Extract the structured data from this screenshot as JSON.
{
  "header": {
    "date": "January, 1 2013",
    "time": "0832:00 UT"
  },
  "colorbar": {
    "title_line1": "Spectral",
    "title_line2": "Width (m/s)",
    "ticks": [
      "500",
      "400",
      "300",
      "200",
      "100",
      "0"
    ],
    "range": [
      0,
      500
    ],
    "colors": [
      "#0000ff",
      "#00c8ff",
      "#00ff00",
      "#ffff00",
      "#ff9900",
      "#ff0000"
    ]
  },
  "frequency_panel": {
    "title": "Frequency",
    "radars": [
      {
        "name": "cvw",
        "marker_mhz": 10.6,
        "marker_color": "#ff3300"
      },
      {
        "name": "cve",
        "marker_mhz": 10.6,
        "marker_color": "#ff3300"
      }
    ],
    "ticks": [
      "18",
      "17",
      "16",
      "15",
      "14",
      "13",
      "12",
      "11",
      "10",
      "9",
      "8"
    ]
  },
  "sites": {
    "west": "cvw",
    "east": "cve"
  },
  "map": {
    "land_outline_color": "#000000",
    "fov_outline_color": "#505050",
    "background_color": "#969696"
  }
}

==================================================

Go through the records above and retype each one exactly.

Extract the structured data from this screenshot as JSON.
{
  "header": {
    "date": "January, 1 2013",
    "time": "0832:00 UT"
  },
  "colorbar": {
    "title_line1": "Spectral",
    "title_line2": "Width (m/s)",
    "ticks": [
      "500",
      "400",
      "300",
      "200",
      "100",
      "0"
    ],
    "range": [
      0,
      500
    ],
    "colors": [
      "#0000ff",
      "#00c8ff",
      "#00ff00",
      "#ffff00",
      "#ff9900",
      "#ff0000"
    ]
  },
  "frequency_panel": {
    "title": "Frequency",
    "radars": [
      {
        "name": "cvw",
        "marker_mhz": 10.6,
        "marker_color": "#ff3300"
      },
      {
        "name": "cve",
        "marker_mhz": 10.6,
        "marker_color": "#ff3300"
      }
    ],
    "ticks": [
      "18",
      "17",
      "16",
      "15",
      "14",
      "13",
      "12",
      "11",
      "10",
      "9",
      "8"
    ]
  },
  "sites": {
    "west": "cvw",
    "east": "cve"
  },
  "map": {
    "land_outline_color": "#000000",
    "fov_outline_color": "#505050",
    "background_color": "#969696"
  }
}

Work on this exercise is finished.